▶ Instructions to follow:
Retype the complete listing exactly as it appears.

(Records that describe figures)

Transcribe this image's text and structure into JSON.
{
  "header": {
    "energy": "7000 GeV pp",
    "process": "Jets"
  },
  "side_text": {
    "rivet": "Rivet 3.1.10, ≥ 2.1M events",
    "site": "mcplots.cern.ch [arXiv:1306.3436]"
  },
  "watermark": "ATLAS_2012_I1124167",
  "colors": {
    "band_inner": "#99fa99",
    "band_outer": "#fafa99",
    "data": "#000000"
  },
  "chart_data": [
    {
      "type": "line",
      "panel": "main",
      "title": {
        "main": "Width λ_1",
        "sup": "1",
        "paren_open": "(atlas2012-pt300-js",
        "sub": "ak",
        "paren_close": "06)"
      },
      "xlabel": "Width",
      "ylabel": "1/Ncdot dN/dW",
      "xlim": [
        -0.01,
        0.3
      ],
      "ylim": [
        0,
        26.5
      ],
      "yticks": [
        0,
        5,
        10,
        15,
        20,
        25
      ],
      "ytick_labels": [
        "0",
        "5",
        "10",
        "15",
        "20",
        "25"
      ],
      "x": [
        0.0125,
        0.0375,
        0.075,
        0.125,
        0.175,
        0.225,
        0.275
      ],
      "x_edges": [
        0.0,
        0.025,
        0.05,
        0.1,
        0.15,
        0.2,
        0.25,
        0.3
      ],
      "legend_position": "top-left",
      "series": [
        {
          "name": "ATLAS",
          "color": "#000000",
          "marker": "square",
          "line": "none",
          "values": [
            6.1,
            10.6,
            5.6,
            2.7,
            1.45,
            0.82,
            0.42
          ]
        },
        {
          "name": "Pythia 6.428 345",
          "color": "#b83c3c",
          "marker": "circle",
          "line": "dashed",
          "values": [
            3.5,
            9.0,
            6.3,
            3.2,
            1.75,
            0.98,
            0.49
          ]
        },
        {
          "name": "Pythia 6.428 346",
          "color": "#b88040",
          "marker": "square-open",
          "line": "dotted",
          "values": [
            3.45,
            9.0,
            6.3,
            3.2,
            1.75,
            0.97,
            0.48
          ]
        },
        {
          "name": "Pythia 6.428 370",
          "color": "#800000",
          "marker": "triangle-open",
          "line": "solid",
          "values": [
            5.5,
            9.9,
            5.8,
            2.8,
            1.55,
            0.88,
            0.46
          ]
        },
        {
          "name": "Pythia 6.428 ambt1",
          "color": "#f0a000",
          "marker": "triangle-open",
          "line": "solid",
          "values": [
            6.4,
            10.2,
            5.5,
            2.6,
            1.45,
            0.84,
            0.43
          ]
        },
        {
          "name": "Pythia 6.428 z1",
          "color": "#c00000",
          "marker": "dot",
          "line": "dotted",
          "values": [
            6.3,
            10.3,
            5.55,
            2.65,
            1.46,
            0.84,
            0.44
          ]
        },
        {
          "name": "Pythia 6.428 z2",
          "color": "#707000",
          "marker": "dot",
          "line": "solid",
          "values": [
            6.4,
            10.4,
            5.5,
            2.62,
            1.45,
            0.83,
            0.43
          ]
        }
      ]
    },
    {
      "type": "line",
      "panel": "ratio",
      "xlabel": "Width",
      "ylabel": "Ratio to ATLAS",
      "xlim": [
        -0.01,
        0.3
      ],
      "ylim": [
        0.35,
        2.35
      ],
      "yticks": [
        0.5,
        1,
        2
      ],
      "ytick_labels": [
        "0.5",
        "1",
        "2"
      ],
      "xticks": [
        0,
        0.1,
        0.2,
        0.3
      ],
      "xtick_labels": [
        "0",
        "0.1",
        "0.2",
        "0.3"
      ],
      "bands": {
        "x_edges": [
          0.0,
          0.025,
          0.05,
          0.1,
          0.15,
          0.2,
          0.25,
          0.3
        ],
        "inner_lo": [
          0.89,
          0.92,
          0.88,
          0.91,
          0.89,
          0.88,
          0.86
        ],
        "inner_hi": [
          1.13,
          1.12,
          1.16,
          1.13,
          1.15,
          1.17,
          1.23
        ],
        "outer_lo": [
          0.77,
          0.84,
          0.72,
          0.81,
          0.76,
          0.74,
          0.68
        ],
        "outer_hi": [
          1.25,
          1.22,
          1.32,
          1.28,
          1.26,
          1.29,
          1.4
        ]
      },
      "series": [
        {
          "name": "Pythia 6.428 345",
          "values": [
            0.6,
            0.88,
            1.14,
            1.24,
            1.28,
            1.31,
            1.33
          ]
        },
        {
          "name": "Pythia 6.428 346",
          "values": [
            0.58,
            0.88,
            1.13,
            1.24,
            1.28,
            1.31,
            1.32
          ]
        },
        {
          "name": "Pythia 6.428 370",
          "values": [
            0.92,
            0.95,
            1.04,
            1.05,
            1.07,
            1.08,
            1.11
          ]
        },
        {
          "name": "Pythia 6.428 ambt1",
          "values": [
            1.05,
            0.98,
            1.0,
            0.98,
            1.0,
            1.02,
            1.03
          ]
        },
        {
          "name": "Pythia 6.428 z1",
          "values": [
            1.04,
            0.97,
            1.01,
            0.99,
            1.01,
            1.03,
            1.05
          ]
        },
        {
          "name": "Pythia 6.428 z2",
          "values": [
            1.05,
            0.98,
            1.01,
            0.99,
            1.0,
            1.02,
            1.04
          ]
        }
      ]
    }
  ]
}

▶ Expected answer:
Transcribe this image's text and structure into JSON.
{
  "header": {
    "energy": "7000 GeV pp",
    "process": "Jets"
  },
  "side_text": {
    "rivet": "Rivet 3.1.10, ≥ 2.1M events",
    "site": "mcplots.cern.ch [arXiv:1306.3436]"
  },
  "watermark": "ATLAS_2012_I1124167",
  "colors": {
    "band_inner": "#99fa99",
    "band_outer": "#fafa99",
    "data": "#000000"
  },
  "chart_data": [
    {
      "type": "line",
      "panel": "main",
      "title": {
        "main": "Width λ_1",
        "sup": "1",
        "paren_open": "(atlas2012-pt300-js",
        "sub": "ak",
        "paren_close": "06)"
      },
      "xlabel": "Width",
      "ylabel": "1/Ncdot dN/dW",
      "xlim": [
        -0.01,
        0.3
      ],
      "ylim": [
        0,
        26.5
      ],
      "yticks": [
        0,
        5,
        10,
        15,
        20,
        25
      ],
      "ytick_labels": [
        "0",
        "5",
        "10",
        "15",
        "20",
        "25"
      ],
      "x": [
        0.0125,
        0.0375,
        0.075,
        0.125,
        0.175,
        0.225,
        0.275
      ],
      "x_edges": [
        0.0,
        0.025,
        0.05,
        0.1,
        0.15,
        0.2,
        0.25,
        0.3
      ],
      "legend_position": "top-left",
      "series": [
        {
          "name": "ATLAS",
          "color": "#000000",
          "marker": "square",
          "line": "none",
          "values": [
            6.1,
            10.6,
            5.6,
            2.7,
            1.45,
            0.82,
            0.42
          ]
        },
        {
          "name": "Pythia 6.428 345",
          "color": "#b83c3c",
          "marker": "circle",
          "line": "dashed",
          "values": [
            3.5,
            9.0,
            6.3,
            3.2,
            1.75,
            0.98,
            0.49
          ]
        },
        {
          "name": "Pythia 6.428 346",
          "color": "#b88040",
          "marker": "square-open",
          "line": "dotted",
          "values": [
            3.45,
            9.0,
            6.3,
            3.2,
            1.75,
            0.97,
            0.48
          ]
        },
        {
          "name": "Pythia 6.428 370",
          "color": "#800000",
          "marker": "triangle-open",
          "line": "solid",
          "values": [
            5.5,
            9.9,
            5.8,
            2.8,
            1.55,
            0.88,
            0.46
          ]
        },
        {
          "name": "Pythia 6.428 ambt1",
          "color": "#f0a000",
          "marker": "triangle-open",
          "line": "solid",
          "values": [
            6.4,
            10.2,
            5.5,
            2.6,
            1.45,
            0.84,
            0.43
          ]
        },
        {
          "name": "Pythia 6.428 z1",
          "color": "#c00000",
          "marker": "dot",
          "line": "dotted",
          "values": [
            6.3,
            10.3,
            5.55,
            2.65,
            1.46,
            0.84,
            0.44
          ]
        },
        {
          "name": "Pythia 6.428 z2",
          "color": "#707000",
          "marker": "dot",
          "line": "solid",
          "values": [
            6.4,
            10.4,
            5.5,
            2.62,
            1.45,
            0.83,
            0.43
          ]
        }
      ]
    },
    {
      "type": "line",
      "panel": "ratio",
      "xlabel": "Width",
      "ylabel": "Ratio to ATLAS",
      "xlim": [
        -0.01,
        0.3
      ],
      "ylim": [
        0.35,
        2.35
      ],
      "yticks": [
        0.5,
        1,
        2
      ],
      "ytick_labels": [
        "0.5",
        "1",
        "2"
      ],
      "xticks": [
        0,
        0.1,
        0.2,
        0.3
      ],
      "xtick_labels": [
        "0",
        "0.1",
        "0.2",
        "0.3"
      ],
      "bands": {
        "x_edges": [
          0.0,
          0.025,
          0.05,
          0.1,
          0.15,
          0.2,
          0.25,
          0.3
        ],
        "inner_lo": [
          0.89,
          0.92,
          0.88,
          0.91,
          0.89,
          0.88,
          0.86
        ],
        "inner_hi": [
          1.13,
          1.12,
          1.16,
          1.13,
          1.15,
          1.17,
          1.23
        ],
        "outer_lo": [
          0.77,
          0.84,
          0.72,
          0.81,
          0.76,
          0.74,
          0.68
        ],
        "outer_hi": [
          1.25,
          1.22,
          1.32,
          1.28,
          1.26,
          1.29,
          1.4
        ]
      },
      "series": [
        {
          "name": "Pythia 6.428 345",
          "values": [
            0.6,
            0.88,
            1.14,
            1.24,
            1.28,
            1.31,
            1.33
          ]
        },
        {
          "name": "Pythia 6.428 346",
          "values": [
            0.58,
            0.88,
            1.13,
            1.24,
            1.28,
            1.31,
            1.32
          ]
        },
        {
          "name": "Pythia 6.428 370",
          "values": [
            0.92,
            0.95,
            1.04,
            1.05,
            1.07,
            1.08,
            1.11
          ]
        },
        {
          "name": "Pythia 6.428 ambt1",
          "values": [
            1.05,
            0.98,
            1.0,
            0.98,
            1.0,
            1.02,
            1.03
          ]
        },
        {
          "name": "Pythia 6.428 z1",
          "values": [
            1.04,
            0.97,
            1.01,
            0.99,
            1.01,
            1.03,
            1.05
          ]
        },
        {
          "name": "Pythia 6.428 z2",
          "values": [
            1.05,
            0.98,
            1.01,
            0.99,
            1.0,
            1.02,
            1.04
          ]
        }
      ]
    }
  ]
}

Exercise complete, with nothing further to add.